Short task.
The required output is a single number: how many lines of the material contain the string "both".

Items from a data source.
+++++
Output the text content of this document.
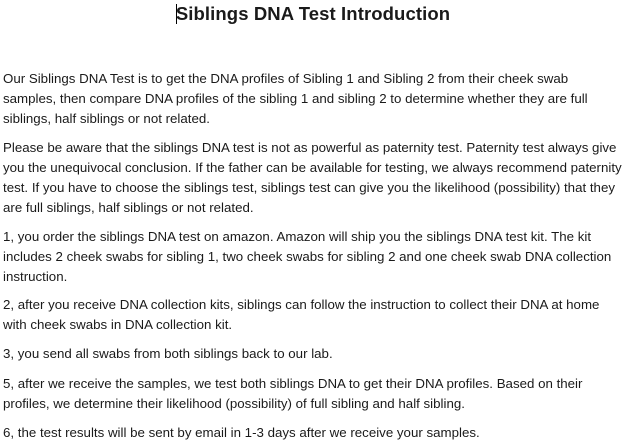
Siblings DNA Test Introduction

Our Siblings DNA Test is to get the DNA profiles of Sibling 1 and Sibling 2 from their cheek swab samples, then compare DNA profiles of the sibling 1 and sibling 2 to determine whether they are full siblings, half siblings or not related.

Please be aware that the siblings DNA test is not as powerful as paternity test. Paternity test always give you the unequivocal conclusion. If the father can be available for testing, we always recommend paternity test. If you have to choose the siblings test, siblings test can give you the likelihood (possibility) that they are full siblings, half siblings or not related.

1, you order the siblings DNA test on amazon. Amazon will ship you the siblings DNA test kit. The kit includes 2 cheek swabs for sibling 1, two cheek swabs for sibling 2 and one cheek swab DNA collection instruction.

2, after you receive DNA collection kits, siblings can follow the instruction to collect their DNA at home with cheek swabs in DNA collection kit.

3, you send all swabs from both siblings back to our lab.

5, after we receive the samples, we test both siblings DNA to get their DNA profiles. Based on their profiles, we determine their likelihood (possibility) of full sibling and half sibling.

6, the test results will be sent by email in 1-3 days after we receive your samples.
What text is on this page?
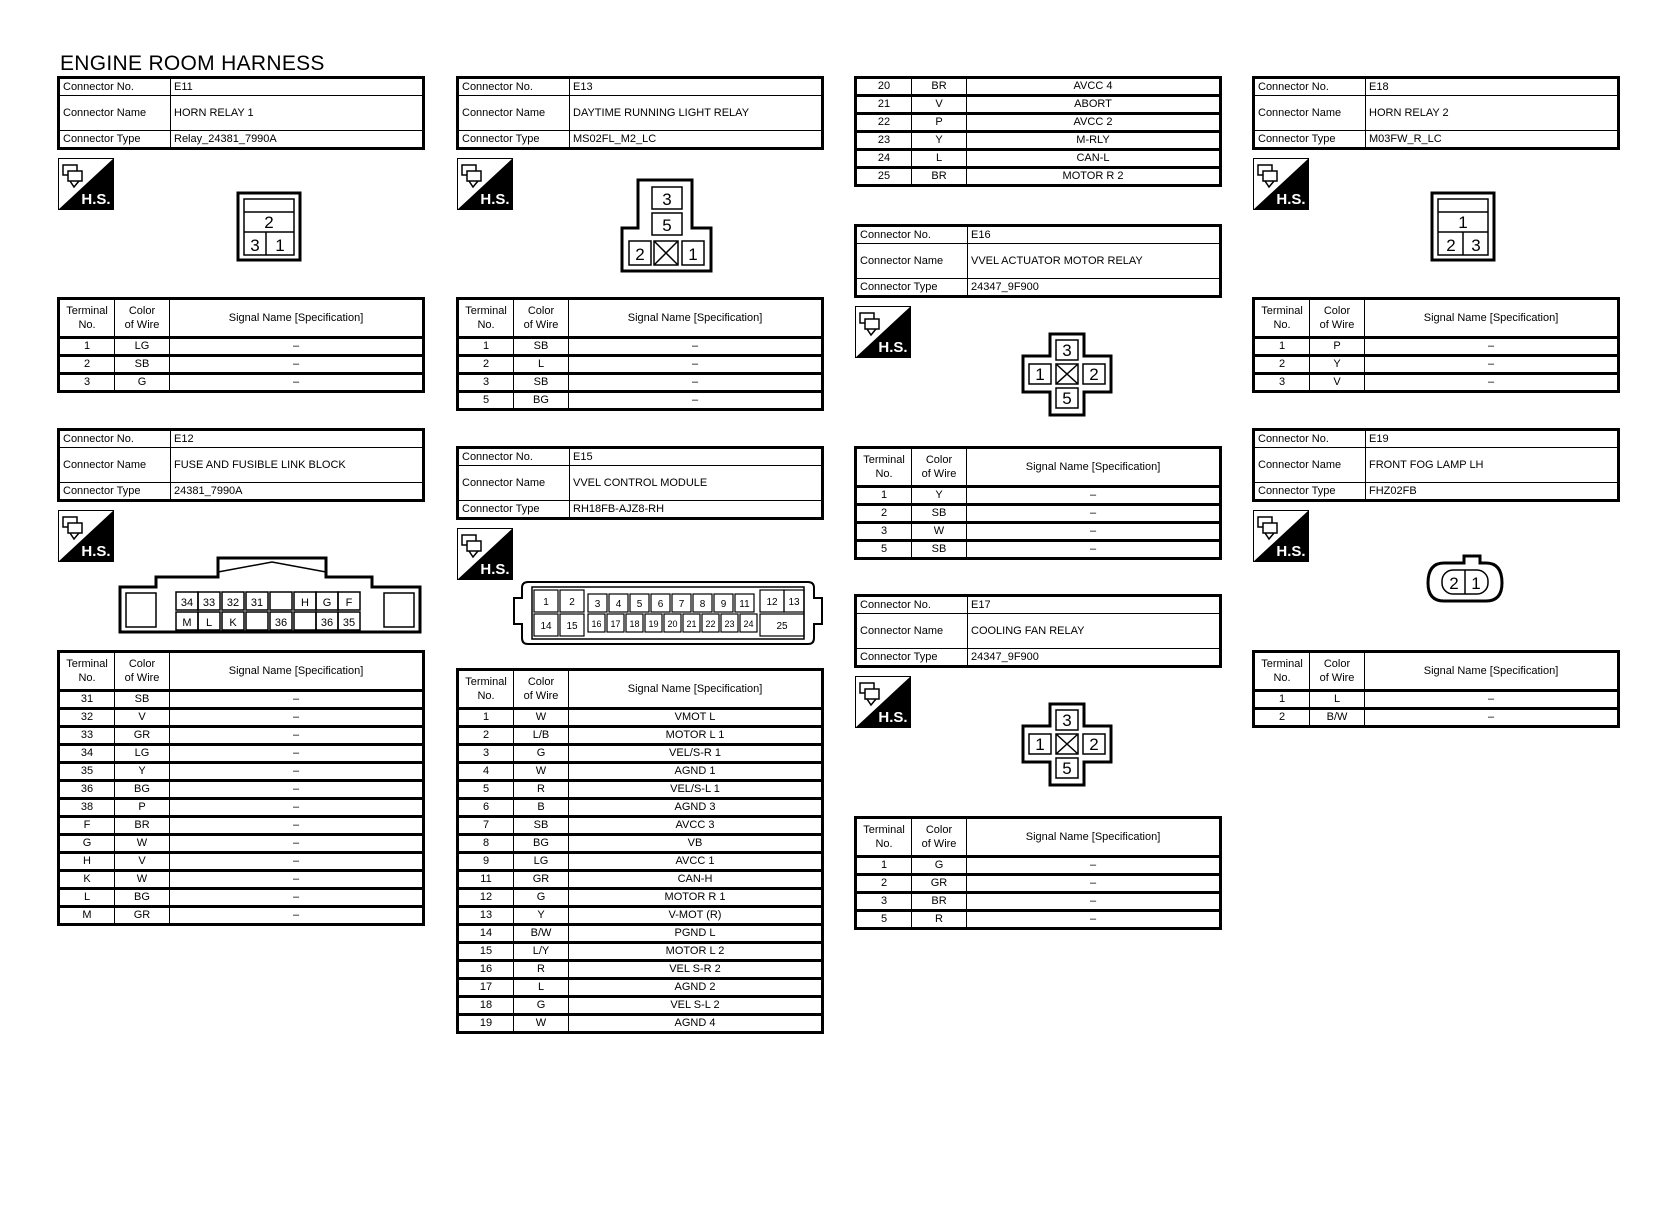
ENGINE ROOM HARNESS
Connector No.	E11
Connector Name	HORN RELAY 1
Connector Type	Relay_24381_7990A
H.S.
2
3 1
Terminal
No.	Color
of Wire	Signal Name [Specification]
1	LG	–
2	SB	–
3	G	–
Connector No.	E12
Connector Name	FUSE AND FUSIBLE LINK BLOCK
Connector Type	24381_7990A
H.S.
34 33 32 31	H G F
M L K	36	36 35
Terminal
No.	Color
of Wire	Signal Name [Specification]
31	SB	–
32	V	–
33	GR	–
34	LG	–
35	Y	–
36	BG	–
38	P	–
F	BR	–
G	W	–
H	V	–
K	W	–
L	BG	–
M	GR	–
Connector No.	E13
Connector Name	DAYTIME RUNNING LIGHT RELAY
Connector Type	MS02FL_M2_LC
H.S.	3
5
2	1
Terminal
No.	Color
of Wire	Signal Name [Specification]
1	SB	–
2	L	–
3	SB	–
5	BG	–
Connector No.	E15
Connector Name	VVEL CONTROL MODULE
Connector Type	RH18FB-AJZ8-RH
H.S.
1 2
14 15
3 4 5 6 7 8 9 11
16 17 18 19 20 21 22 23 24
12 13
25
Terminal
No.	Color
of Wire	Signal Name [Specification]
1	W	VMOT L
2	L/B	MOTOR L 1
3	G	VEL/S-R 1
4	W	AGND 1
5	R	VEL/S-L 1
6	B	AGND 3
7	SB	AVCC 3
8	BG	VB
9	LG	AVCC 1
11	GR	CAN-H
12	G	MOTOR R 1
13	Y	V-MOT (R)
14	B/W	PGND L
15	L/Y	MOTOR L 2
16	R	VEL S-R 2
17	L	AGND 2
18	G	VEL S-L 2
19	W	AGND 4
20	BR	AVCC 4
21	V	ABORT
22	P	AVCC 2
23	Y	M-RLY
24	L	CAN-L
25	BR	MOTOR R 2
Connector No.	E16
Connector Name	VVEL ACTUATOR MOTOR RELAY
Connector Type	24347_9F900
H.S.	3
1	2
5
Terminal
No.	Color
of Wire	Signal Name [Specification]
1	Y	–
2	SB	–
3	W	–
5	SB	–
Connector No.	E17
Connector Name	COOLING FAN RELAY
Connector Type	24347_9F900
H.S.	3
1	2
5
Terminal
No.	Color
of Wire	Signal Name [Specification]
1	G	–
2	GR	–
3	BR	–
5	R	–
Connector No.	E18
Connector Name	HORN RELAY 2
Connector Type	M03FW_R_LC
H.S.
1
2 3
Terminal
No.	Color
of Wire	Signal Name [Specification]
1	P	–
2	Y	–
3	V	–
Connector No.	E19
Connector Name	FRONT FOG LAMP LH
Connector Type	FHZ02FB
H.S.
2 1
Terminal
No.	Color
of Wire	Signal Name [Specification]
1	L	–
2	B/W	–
+++++
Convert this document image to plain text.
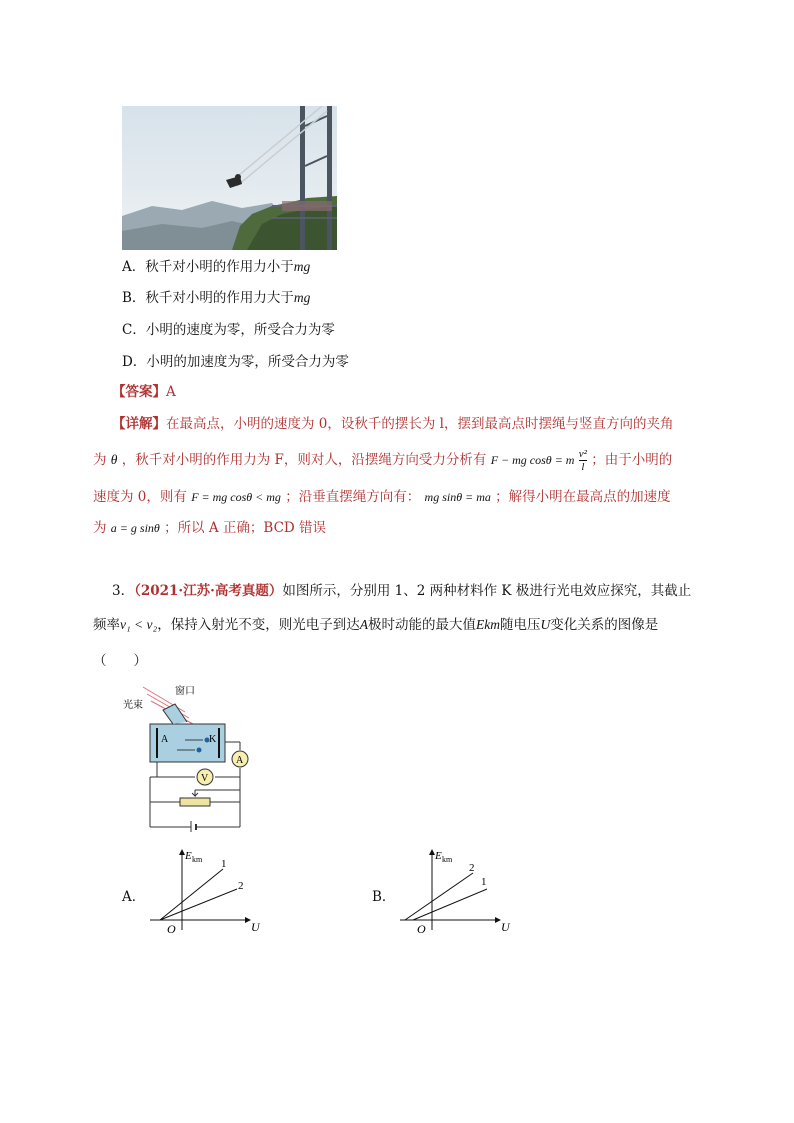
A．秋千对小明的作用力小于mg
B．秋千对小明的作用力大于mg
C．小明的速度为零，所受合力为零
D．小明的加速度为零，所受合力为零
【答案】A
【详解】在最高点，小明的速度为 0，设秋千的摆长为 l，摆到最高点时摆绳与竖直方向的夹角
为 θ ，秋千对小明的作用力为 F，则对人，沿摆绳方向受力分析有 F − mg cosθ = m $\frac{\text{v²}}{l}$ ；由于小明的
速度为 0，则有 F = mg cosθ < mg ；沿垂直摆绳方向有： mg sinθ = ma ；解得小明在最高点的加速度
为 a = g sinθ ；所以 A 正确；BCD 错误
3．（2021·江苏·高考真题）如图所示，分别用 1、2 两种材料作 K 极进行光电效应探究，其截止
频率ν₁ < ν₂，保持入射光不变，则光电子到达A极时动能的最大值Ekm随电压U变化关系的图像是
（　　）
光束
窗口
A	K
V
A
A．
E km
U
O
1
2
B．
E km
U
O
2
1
+++++
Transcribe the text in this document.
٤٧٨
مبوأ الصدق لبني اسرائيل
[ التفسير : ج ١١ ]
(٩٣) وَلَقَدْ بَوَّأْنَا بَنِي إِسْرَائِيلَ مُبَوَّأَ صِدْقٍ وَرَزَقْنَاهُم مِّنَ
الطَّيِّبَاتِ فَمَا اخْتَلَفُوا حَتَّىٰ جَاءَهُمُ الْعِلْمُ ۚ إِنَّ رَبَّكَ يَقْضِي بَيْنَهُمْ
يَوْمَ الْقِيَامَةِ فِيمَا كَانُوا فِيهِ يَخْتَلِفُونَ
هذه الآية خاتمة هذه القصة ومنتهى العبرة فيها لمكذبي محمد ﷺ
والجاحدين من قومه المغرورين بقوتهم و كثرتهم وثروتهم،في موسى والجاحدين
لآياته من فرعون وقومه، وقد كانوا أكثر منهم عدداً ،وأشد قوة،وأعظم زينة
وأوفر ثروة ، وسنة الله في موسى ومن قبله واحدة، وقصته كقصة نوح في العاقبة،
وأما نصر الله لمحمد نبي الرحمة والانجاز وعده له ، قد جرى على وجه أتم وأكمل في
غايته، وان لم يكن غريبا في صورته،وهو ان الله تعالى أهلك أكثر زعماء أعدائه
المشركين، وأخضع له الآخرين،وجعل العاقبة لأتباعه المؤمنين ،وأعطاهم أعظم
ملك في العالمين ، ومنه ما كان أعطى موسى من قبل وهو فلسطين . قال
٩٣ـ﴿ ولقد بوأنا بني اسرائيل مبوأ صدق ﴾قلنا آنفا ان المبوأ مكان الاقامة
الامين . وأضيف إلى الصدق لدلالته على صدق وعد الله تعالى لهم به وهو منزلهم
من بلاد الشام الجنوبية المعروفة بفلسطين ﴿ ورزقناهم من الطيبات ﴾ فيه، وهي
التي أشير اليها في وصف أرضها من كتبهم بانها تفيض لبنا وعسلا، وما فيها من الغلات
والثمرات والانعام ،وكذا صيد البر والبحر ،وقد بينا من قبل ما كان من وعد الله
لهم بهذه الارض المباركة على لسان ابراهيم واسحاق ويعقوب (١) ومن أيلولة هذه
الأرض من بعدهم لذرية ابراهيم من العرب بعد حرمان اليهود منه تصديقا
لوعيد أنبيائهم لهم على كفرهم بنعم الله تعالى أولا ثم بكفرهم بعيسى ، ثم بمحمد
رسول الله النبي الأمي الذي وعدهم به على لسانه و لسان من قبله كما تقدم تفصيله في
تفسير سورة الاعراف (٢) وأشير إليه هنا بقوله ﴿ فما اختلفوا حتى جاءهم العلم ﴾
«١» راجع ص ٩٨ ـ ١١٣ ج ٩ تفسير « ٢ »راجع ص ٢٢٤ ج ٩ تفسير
+++++
Correct output.
2